Stored items:
────────────────────────────────────────

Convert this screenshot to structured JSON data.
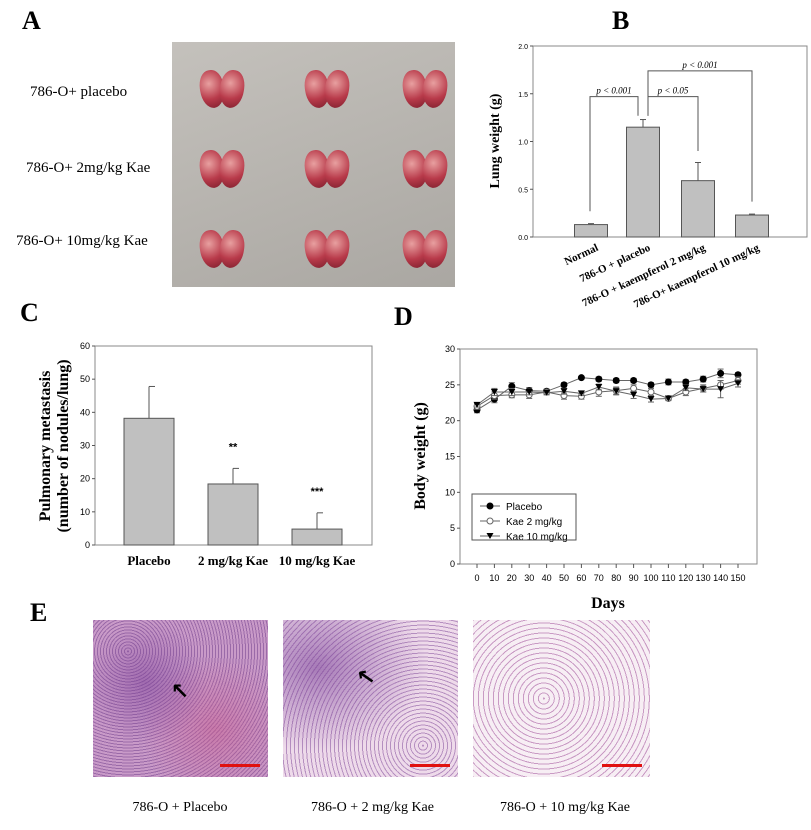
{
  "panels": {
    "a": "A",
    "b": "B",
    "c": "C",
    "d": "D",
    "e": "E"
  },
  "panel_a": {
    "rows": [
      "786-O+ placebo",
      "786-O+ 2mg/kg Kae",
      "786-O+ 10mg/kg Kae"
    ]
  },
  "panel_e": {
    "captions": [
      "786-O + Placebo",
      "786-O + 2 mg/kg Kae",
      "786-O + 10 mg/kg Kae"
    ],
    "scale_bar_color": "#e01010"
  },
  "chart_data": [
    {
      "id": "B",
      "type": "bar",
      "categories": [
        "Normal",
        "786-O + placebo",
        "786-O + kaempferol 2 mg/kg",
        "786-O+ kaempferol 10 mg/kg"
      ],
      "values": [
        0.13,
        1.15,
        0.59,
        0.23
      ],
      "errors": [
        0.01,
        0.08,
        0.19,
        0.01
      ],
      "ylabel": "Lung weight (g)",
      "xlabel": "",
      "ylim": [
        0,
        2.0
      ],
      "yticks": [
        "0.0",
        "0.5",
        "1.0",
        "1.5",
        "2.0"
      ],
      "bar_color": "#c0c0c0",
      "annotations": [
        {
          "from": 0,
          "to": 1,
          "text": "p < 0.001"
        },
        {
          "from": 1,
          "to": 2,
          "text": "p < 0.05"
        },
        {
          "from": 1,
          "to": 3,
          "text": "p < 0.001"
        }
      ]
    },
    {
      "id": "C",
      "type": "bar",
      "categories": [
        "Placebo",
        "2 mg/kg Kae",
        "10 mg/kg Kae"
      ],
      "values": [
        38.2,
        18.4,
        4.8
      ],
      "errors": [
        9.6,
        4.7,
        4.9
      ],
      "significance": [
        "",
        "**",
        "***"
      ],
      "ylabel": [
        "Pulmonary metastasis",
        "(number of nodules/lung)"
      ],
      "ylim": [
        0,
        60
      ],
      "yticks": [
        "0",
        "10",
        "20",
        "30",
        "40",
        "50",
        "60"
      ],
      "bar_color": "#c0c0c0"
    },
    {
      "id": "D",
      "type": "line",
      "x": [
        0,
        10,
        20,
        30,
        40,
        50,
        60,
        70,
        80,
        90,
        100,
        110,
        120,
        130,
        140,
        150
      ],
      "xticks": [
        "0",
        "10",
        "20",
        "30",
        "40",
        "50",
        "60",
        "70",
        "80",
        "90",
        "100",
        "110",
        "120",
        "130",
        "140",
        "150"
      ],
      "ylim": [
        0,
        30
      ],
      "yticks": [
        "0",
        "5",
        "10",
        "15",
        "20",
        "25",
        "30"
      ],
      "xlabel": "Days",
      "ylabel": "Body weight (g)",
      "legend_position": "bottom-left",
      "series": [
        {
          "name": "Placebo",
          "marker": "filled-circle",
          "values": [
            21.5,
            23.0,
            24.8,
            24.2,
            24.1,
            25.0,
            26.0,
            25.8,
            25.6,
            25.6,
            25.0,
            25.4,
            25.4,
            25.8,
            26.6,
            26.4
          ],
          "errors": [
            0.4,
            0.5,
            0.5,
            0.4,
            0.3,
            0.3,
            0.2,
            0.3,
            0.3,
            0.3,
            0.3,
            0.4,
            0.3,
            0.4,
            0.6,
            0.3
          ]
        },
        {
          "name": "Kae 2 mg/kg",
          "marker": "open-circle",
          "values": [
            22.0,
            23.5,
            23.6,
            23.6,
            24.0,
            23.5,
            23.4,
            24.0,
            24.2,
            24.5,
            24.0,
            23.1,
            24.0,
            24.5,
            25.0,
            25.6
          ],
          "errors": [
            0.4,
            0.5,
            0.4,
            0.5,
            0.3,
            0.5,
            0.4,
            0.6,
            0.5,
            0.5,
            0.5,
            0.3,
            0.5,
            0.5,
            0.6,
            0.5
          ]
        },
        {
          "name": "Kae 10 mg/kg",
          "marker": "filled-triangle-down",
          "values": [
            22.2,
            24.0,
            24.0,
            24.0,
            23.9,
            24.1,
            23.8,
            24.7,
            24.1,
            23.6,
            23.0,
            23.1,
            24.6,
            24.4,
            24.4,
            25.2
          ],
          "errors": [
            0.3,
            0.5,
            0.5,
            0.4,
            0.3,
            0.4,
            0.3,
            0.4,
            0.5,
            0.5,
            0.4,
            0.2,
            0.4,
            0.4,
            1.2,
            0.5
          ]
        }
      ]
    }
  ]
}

────────────────────────────────────────

Reproduce all of the data exactly, omitting each picture it holds.

Problem solution:
Convert this screenshot to structured JSON data.
{
  "panels": {
    "a": "A",
    "b": "B",
    "c": "C",
    "d": "D",
    "e": "E"
  },
  "panel_a": {
    "rows": [
      "786-O+ placebo",
      "786-O+ 2mg/kg Kae",
      "786-O+ 10mg/kg Kae"
    ]
  },
  "panel_e": {
    "captions": [
      "786-O + Placebo",
      "786-O + 2 mg/kg Kae",
      "786-O + 10 mg/kg Kae"
    ],
    "scale_bar_color": "#e01010"
  },
  "chart_data": [
    {
      "id": "B",
      "type": "bar",
      "categories": [
        "Normal",
        "786-O + placebo",
        "786-O + kaempferol 2 mg/kg",
        "786-O+ kaempferol 10 mg/kg"
      ],
      "values": [
        0.13,
        1.15,
        0.59,
        0.23
      ],
      "errors": [
        0.01,
        0.08,
        0.19,
        0.01
      ],
      "ylabel": "Lung weight (g)",
      "xlabel": "",
      "ylim": [
        0,
        2.0
      ],
      "yticks": [
        "0.0",
        "0.5",
        "1.0",
        "1.5",
        "2.0"
      ],
      "bar_color": "#c0c0c0",
      "annotations": [
        {
          "from": 0,
          "to": 1,
          "text": "p < 0.001"
        },
        {
          "from": 1,
          "to": 2,
          "text": "p < 0.05"
        },
        {
          "from": 1,
          "to": 3,
          "text": "p < 0.001"
        }
      ]
    },
    {
      "id": "C",
      "type": "bar",
      "categories": [
        "Placebo",
        "2 mg/kg Kae",
        "10 mg/kg Kae"
      ],
      "values": [
        38.2,
        18.4,
        4.8
      ],
      "errors": [
        9.6,
        4.7,
        4.9
      ],
      "significance": [
        "",
        "**",
        "***"
      ],
      "ylabel": [
        "Pulmonary metastasis",
        "(number of nodules/lung)"
      ],
      "ylim": [
        0,
        60
      ],
      "yticks": [
        "0",
        "10",
        "20",
        "30",
        "40",
        "50",
        "60"
      ],
      "bar_color": "#c0c0c0"
    },
    {
      "id": "D",
      "type": "line",
      "x": [
        0,
        10,
        20,
        30,
        40,
        50,
        60,
        70,
        80,
        90,
        100,
        110,
        120,
        130,
        140,
        150
      ],
      "xticks": [
        "0",
        "10",
        "20",
        "30",
        "40",
        "50",
        "60",
        "70",
        "80",
        "90",
        "100",
        "110",
        "120",
        "130",
        "140",
        "150"
      ],
      "ylim": [
        0,
        30
      ],
      "yticks": [
        "0",
        "5",
        "10",
        "15",
        "20",
        "25",
        "30"
      ],
      "xlabel": "Days",
      "ylabel": "Body weight (g)",
      "legend_position": "bottom-left",
      "series": [
        {
          "name": "Placebo",
          "marker": "filled-circle",
          "values": [
            21.5,
            23.0,
            24.8,
            24.2,
            24.1,
            25.0,
            26.0,
            25.8,
            25.6,
            25.6,
            25.0,
            25.4,
            25.4,
            25.8,
            26.6,
            26.4
          ],
          "errors": [
            0.4,
            0.5,
            0.5,
            0.4,
            0.3,
            0.3,
            0.2,
            0.3,
            0.3,
            0.3,
            0.3,
            0.4,
            0.3,
            0.4,
            0.6,
            0.3
          ]
        },
        {
          "name": "Kae 2 mg/kg",
          "marker": "open-circle",
          "values": [
            22.0,
            23.5,
            23.6,
            23.6,
            24.0,
            23.5,
            23.4,
            24.0,
            24.2,
            24.5,
            24.0,
            23.1,
            24.0,
            24.5,
            25.0,
            25.6
          ],
          "errors": [
            0.4,
            0.5,
            0.4,
            0.5,
            0.3,
            0.5,
            0.4,
            0.6,
            0.5,
            0.5,
            0.5,
            0.3,
            0.5,
            0.5,
            0.6,
            0.5
          ]
        },
        {
          "name": "Kae 10 mg/kg",
          "marker": "filled-triangle-down",
          "values": [
            22.2,
            24.0,
            24.0,
            24.0,
            23.9,
            24.1,
            23.8,
            24.7,
            24.1,
            23.6,
            23.0,
            23.1,
            24.6,
            24.4,
            24.4,
            25.2
          ],
          "errors": [
            0.3,
            0.5,
            0.5,
            0.4,
            0.3,
            0.4,
            0.3,
            0.4,
            0.5,
            0.5,
            0.4,
            0.2,
            0.4,
            0.4,
            1.2,
            0.5
          ]
        }
      ]
    }
  ]
}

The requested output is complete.